EXERCISE OBJECTIVE:
State only the number of lines that include "Board".
::::
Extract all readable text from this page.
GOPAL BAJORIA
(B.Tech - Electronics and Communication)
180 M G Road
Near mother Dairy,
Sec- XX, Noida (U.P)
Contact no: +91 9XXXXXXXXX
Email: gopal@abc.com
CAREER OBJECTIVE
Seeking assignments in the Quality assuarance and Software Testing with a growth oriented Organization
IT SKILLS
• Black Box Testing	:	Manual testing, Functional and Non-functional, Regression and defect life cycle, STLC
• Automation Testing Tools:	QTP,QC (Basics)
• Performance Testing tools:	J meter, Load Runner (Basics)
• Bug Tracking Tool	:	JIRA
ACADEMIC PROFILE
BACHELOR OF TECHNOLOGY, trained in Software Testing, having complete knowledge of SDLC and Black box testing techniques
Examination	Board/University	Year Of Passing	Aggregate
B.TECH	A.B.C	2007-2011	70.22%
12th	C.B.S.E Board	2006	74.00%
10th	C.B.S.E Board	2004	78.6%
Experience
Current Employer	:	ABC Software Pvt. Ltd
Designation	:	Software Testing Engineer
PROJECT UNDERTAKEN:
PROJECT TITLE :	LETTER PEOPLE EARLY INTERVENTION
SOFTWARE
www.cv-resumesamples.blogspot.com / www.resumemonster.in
::::
FULL SOLUTION:
3